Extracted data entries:
----------------

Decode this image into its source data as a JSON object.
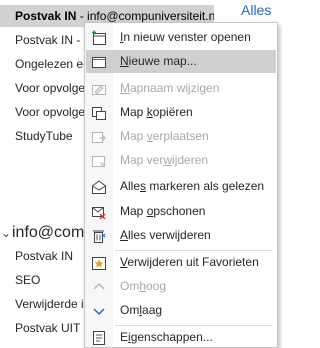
{
  "folder_pane": {
    "selected_item": {
      "name": "Postvak IN",
      "suffix": " - info@compuniversiteit.nl"
    },
    "items": [
      {
        "label": "Postvak IN - f"
      },
      {
        "label": "Ongelezen e-"
      },
      {
        "label": "Voor opvolge"
      },
      {
        "label": "Voor opvolge"
      },
      {
        "label": "StudyTube"
      }
    ],
    "account": {
      "chevron": "⌄",
      "label": "info@com"
    },
    "account_items": [
      {
        "label": "Postvak IN"
      },
      {
        "label": "SEO"
      },
      {
        "label": "Verwijderde it"
      },
      {
        "label": "Postvak UIT"
      }
    ]
  },
  "header": {
    "filter_tab": "Alles"
  },
  "context_menu": {
    "items": [
      {
        "pre": "",
        "key": "I",
        "post": "n nieuw venster openen",
        "icon": "new-window-icon",
        "disabled": false
      },
      {
        "pre": "",
        "key": "N",
        "post": "ieuwe map...",
        "icon": "new-folder-icon",
        "disabled": false,
        "highlight": true
      },
      {
        "pre": "",
        "key": "M",
        "post": "apnaam wijzigen",
        "icon": "rename-folder-icon",
        "disabled": true
      },
      {
        "pre": "Map ",
        "key": "k",
        "post": "opiëren",
        "icon": "copy-folder-icon",
        "disabled": false
      },
      {
        "pre": "Map ",
        "key": "v",
        "post": "erplaatsen",
        "icon": "move-folder-icon",
        "disabled": true
      },
      {
        "pre": "Map ver",
        "key": "w",
        "post": "ijderen",
        "icon": "delete-folder-icon",
        "disabled": true
      },
      {
        "pre": "Alle",
        "key": "s",
        "post": " markeren als gelezen",
        "icon": "mark-read-icon",
        "disabled": false
      },
      {
        "pre": "Map ",
        "key": "o",
        "post": "pschonen",
        "icon": "clean-up-icon",
        "disabled": false
      },
      {
        "pre": "",
        "key": "A",
        "post": "lles verwijderen",
        "icon": "delete-all-icon",
        "disabled": false
      },
      {
        "pre": "",
        "key": "V",
        "post": "erwijderen uit Favorieten",
        "icon": "favorites-remove-icon",
        "disabled": false
      },
      {
        "pre": "Om",
        "key": "h",
        "post": "oog",
        "icon": "move-up-icon",
        "disabled": true
      },
      {
        "pre": "Om",
        "key": "l",
        "post": "aag",
        "icon": "move-down-icon",
        "disabled": false
      },
      {
        "pre": "E",
        "key": "i",
        "post": "genschappen...",
        "icon": "properties-icon",
        "disabled": false
      }
    ]
  },
  "colors": {
    "accent": "#1e6bc4",
    "selected_bg": "#d2d2d2",
    "menu_highlight": "#cfcfcf",
    "favorite_star": "#e8a317",
    "delete_red": "#d13438"
  }
}
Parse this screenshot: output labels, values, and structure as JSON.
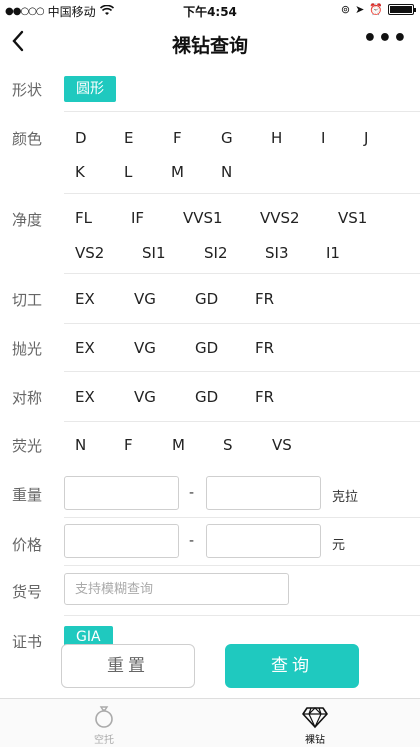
{
  "status": {
    "carrier": "中国移动",
    "time": "下午4:54"
  },
  "nav": {
    "title": "裸钻查询"
  },
  "shape": {
    "label": "形状",
    "selected": "圆形"
  },
  "color": {
    "label": "颜色",
    "options": [
      "D",
      "E",
      "F",
      "G",
      "H",
      "I",
      "J",
      "K",
      "L",
      "M",
      "N"
    ]
  },
  "clarity": {
    "label": "净度",
    "options": [
      "FL",
      "IF",
      "VVS1",
      "VVS2",
      "VS1",
      "VS2",
      "SI1",
      "SI2",
      "SI3",
      "I1"
    ]
  },
  "cut": {
    "label": "切工",
    "options": [
      "EX",
      "VG",
      "GD",
      "FR"
    ]
  },
  "polish": {
    "label": "抛光",
    "options": [
      "EX",
      "VG",
      "GD",
      "FR"
    ]
  },
  "symmetry": {
    "label": "对称",
    "options": [
      "EX",
      "VG",
      "GD",
      "FR"
    ]
  },
  "fluorescence": {
    "label": "荧光",
    "options": [
      "N",
      "F",
      "M",
      "S",
      "VS"
    ]
  },
  "weight": {
    "label": "重量",
    "sep": "-",
    "unit": "克拉"
  },
  "price": {
    "label": "价格",
    "sep": "-",
    "unit": "元"
  },
  "sku": {
    "label": "货号",
    "placeholder": "支持模糊查询"
  },
  "cert": {
    "label": "证书",
    "selected": "GIA"
  },
  "actions": {
    "reset": "重置",
    "query": "查询"
  },
  "tabs": [
    {
      "label": "空托",
      "icon": "ring-icon",
      "active": false
    },
    {
      "label": "裸钻",
      "icon": "diamond-icon",
      "active": true
    }
  ],
  "colors": {
    "accent": "#1fc9bf"
  }
}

----------------

§ **Task description**
Each line containing the word "JSON" counts once; say how many such lines there are, giving only the number.

§ **Complete response**
2